►
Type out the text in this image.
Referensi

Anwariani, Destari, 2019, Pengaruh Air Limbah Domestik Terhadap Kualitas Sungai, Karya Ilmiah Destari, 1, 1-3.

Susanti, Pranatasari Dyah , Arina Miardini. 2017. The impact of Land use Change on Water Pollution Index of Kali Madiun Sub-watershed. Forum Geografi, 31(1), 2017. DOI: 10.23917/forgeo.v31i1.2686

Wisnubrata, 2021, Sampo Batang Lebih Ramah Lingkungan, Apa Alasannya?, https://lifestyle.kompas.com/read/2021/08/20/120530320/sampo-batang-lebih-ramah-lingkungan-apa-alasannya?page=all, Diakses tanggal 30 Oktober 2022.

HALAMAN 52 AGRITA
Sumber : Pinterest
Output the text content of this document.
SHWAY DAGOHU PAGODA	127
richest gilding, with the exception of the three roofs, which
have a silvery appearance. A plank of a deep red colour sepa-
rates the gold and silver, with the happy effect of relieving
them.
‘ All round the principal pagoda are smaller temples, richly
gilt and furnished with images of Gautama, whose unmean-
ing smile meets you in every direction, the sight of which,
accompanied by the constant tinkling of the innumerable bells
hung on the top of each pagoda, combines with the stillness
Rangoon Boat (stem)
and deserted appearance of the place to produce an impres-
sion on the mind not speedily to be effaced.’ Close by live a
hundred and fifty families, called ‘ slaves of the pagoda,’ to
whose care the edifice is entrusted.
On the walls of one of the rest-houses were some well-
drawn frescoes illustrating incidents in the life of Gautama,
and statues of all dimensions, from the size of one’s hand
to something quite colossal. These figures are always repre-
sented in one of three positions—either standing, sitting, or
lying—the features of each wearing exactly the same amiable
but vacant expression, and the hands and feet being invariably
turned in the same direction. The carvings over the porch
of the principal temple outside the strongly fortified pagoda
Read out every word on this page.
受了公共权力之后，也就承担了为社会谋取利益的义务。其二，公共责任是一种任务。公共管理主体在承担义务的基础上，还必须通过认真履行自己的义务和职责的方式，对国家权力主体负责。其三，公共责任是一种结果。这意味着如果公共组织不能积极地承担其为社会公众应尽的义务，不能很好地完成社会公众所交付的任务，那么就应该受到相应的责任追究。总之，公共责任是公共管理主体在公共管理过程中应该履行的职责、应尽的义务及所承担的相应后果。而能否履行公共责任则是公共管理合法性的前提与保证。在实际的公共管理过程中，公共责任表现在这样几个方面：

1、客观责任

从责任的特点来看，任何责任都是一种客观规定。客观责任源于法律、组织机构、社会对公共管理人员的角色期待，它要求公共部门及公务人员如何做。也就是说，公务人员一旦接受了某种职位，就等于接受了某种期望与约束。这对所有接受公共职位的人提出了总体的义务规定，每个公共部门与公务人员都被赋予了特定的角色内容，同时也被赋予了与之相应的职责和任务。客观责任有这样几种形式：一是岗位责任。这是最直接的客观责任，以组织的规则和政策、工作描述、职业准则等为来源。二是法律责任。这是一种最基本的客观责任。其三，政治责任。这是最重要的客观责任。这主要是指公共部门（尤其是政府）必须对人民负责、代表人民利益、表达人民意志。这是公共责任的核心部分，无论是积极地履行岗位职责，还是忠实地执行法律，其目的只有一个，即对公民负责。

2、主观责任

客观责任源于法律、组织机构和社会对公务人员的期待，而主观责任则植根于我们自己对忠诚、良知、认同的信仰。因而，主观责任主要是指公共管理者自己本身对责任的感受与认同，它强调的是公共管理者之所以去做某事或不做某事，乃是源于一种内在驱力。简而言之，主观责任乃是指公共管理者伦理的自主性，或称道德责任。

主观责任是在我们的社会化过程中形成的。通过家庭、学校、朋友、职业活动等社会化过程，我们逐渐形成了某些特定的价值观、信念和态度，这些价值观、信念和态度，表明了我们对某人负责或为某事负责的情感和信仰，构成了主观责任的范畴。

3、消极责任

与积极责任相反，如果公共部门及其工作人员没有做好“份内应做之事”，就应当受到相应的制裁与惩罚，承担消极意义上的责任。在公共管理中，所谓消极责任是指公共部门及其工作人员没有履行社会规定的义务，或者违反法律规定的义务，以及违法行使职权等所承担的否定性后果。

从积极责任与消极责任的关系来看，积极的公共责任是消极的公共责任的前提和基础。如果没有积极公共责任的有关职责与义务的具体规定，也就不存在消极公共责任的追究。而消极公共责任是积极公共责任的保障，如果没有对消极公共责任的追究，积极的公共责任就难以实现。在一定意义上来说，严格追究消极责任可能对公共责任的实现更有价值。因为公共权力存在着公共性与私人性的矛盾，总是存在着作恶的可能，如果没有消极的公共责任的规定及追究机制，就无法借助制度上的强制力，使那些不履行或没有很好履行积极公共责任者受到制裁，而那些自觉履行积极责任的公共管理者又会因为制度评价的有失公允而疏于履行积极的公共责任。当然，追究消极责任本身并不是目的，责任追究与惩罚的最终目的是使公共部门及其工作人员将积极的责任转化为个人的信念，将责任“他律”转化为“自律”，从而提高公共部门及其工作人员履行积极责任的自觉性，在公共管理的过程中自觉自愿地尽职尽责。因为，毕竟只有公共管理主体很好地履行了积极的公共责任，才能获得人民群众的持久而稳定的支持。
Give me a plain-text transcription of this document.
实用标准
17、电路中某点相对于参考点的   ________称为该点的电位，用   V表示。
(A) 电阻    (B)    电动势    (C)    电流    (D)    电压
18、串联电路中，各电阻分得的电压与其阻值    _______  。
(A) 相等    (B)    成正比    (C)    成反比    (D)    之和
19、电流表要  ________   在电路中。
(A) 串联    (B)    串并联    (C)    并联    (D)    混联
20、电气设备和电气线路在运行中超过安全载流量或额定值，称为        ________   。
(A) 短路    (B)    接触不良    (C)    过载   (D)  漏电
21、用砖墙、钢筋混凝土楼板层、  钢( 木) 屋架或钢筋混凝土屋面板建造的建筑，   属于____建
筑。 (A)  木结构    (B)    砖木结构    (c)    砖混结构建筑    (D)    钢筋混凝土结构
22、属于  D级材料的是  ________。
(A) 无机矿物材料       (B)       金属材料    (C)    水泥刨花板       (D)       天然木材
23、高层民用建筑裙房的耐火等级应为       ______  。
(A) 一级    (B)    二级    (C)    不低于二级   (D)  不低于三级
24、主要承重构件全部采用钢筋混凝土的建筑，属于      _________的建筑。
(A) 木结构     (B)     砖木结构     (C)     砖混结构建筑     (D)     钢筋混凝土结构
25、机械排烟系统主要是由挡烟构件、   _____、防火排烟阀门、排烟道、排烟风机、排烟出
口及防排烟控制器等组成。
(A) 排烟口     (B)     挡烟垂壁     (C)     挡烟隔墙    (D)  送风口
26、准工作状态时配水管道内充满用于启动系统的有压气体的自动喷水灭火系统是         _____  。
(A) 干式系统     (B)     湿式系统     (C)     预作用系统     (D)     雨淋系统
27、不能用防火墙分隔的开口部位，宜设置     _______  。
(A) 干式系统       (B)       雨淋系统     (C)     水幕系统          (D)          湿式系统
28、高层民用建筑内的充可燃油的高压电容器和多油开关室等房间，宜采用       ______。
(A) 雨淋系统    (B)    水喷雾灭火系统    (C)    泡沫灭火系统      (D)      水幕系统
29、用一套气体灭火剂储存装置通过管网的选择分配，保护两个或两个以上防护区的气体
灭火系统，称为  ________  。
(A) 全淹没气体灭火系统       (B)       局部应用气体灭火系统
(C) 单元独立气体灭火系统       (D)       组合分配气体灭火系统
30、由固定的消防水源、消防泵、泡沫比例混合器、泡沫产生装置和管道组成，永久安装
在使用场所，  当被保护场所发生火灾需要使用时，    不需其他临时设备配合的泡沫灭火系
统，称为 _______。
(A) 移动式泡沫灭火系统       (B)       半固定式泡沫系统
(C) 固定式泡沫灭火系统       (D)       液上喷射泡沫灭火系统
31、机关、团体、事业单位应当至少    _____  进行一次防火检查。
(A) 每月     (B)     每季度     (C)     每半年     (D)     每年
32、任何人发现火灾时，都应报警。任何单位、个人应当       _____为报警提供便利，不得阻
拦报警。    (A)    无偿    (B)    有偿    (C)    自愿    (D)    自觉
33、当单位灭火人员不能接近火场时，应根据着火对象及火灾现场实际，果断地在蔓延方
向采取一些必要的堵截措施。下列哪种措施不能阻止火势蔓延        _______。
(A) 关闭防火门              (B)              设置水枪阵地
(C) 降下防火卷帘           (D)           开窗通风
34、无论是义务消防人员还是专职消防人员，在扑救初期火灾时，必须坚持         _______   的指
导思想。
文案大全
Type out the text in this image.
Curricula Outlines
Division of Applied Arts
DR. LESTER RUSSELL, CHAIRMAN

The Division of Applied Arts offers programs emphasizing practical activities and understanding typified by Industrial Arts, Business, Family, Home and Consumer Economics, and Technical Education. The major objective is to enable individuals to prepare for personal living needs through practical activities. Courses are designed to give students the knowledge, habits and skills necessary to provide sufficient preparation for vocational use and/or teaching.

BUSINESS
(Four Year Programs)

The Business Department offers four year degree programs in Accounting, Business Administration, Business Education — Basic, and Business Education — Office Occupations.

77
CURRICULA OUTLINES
◄
- **SET PROBLEM**
Find the word "水幕系统" in the data and copy out each line where it turns up.

- **REPLY TO THE EXERCISE**
(A) 干式系统       (B)       雨淋系统     (C)     水幕系统          (D)          湿式系统
(A) 雨淋系统    (B)    水喷雾灭火系统    (C)    泡沫灭火系统      (D)      水幕系统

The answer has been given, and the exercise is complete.